- _Written task_
Transcribe the listing below word for word.

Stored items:
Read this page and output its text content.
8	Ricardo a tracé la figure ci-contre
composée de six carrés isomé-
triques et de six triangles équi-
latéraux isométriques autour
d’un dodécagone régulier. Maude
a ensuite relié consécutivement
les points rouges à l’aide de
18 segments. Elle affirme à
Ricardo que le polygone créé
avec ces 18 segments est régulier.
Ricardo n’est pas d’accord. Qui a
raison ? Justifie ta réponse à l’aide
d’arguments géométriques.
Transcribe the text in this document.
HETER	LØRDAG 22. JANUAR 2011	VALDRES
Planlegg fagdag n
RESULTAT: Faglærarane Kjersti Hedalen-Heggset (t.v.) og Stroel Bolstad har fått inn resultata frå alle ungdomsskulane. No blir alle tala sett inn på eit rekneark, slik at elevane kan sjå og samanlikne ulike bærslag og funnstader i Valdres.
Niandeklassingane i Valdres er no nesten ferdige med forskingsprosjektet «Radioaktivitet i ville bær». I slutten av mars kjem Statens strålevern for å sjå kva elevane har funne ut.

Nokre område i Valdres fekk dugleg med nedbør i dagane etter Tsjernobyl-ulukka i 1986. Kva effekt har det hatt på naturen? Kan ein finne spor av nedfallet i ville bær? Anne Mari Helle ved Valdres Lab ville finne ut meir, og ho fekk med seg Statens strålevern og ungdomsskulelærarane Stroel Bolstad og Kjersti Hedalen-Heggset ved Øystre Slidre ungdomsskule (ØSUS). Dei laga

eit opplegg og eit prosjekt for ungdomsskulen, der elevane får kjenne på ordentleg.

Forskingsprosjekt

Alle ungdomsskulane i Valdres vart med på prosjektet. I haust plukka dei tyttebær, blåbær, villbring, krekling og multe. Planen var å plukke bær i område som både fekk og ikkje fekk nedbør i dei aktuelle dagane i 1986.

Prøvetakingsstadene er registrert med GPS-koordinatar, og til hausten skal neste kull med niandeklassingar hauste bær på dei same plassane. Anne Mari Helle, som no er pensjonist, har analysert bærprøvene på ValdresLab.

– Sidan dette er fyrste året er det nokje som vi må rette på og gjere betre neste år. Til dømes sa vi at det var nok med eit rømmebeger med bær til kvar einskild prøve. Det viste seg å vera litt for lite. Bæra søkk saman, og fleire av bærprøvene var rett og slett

- _Response_
Read this page and output its text content.
8	Ricardo a tracé la figure ci-contre
composée de six carrés isomé-
triques et de six triangles équi-
latéraux isométriques autour
d’un dodécagone régulier. Maude
a ensuite relié consécutivement
les points rouges à l’aide de
18 segments. Elle affirme à
Ricardo que le polygone créé
avec ces 18 segments est régulier.
Ricardo n’est pas d’accord. Qui a
raison ? Justifie ta réponse à l’aide
d’arguments géométriques.
Transcribe the text in this document.
HETER	LØRDAG 22. JANUAR 2011	VALDRES
Planlegg fagdag n
RESULTAT: Faglærarane Kjersti Hedalen-Heggset (t.v.) og Stroel Bolstad har fått inn resultata frå alle ungdomsskulane. No blir alle tala sett inn på eit rekneark, slik at elevane kan sjå og samanlikne ulike bærslag og funnstader i Valdres.
Niandeklassingane i Valdres er no nesten ferdige med forskingsprosjektet «Radioaktivitet i ville bær». I slutten av mars kjem Statens strålevern for å sjå kva elevane har funne ut.

Nokre område i Valdres fekk dugleg med nedbør i dagane etter Tsjernobyl-ulukka i 1986. Kva effekt har det hatt på naturen? Kan ein finne spor av nedfallet i ville bær? Anne Mari Helle ved Valdres Lab ville finne ut meir, og ho fekk med seg Statens strålevern og ungdomsskulelærarane Stroel Bolstad og Kjersti Hedalen-Heggset ved Øystre Slidre ungdomsskule (ØSUS). Dei laga

eit opplegg og eit prosjekt for ungdomsskulen, der elevane får kjenne på ordentleg.

Forskingsprosjekt

Alle ungdomsskulane i Valdres vart med på prosjektet. I haust plukka dei tyttebær, blåbær, villbring, krekling og multe. Planen var å plukke bær i område som både fekk og ikkje fekk nedbør i dei aktuelle dagane i 1986.

Prøvetakingsstadene er registrert med GPS-koordinatar, og til hausten skal neste kull med niandeklassingar hauste bær på dei same plassane. Anne Mari Helle, som no er pensjonist, har analysert bærprøvene på ValdresLab.

– Sidan dette er fyrste året er det nokje som vi må rette på og gjere betre neste år. Til dømes sa vi at det var nok med eit rømmebeger med bær til kvar einskild prøve. Det viste seg å vera litt for lite. Bæra søkk saman, og fleire av bærprøvene var rett og slett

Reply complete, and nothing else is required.